--- Records for this exercise ---
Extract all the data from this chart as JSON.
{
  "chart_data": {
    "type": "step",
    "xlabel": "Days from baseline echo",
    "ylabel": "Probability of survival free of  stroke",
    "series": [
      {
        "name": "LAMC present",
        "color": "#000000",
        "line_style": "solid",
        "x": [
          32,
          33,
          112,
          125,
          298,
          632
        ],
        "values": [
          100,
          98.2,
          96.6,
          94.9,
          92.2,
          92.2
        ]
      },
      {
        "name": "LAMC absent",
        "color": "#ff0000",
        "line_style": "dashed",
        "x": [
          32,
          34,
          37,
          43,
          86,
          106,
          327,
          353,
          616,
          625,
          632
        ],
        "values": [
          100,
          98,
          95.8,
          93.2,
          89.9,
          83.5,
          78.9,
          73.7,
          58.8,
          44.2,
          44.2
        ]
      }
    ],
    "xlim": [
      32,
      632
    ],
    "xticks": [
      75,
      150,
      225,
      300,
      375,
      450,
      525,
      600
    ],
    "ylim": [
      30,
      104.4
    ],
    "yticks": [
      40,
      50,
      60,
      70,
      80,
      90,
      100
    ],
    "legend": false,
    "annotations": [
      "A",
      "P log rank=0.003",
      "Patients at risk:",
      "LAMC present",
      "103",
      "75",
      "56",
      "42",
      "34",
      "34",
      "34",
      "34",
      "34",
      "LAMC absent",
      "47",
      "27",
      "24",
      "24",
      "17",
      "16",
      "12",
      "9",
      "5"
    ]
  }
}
---
What you return must match the records exactly, down to the last line.

● Answer for this exercise:
Extract all the data from this chart as JSON.
{
  "chart_data": {
    "type": "step",
    "xlabel": "Days from baseline echo",
    "ylabel": "Probability of survival free of  stroke",
    "series": [
      {
        "name": "LAMC present",
        "color": "#000000",
        "line_style": "solid",
        "x": [
          32,
          33,
          112,
          125,
          298,
          632
        ],
        "values": [
          100,
          98.2,
          96.6,
          94.9,
          92.2,
          92.2
        ]
      },
      {
        "name": "LAMC absent",
        "color": "#ff0000",
        "line_style": "dashed",
        "x": [
          32,
          34,
          37,
          43,
          86,
          106,
          327,
          353,
          616,
          625,
          632
        ],
        "values": [
          100,
          98,
          95.8,
          93.2,
          89.9,
          83.5,
          78.9,
          73.7,
          58.8,
          44.2,
          44.2
        ]
      }
    ],
    "xlim": [
      32,
      632
    ],
    "xticks": [
      75,
      150,
      225,
      300,
      375,
      450,
      525,
      600
    ],
    "ylim": [
      30,
      104.4
    ],
    "yticks": [
      40,
      50,
      60,
      70,
      80,
      90,
      100
    ],
    "legend": false,
    "annotations": [
      "A",
      "P log rank=0.003",
      "Patients at risk:",
      "LAMC present",
      "103",
      "75",
      "56",
      "42",
      "34",
      "34",
      "34",
      "34",
      "34",
      "LAMC absent",
      "47",
      "27",
      "24",
      "24",
      "17",
      "16",
      "12",
      "9",
      "5"
    ]
  }
}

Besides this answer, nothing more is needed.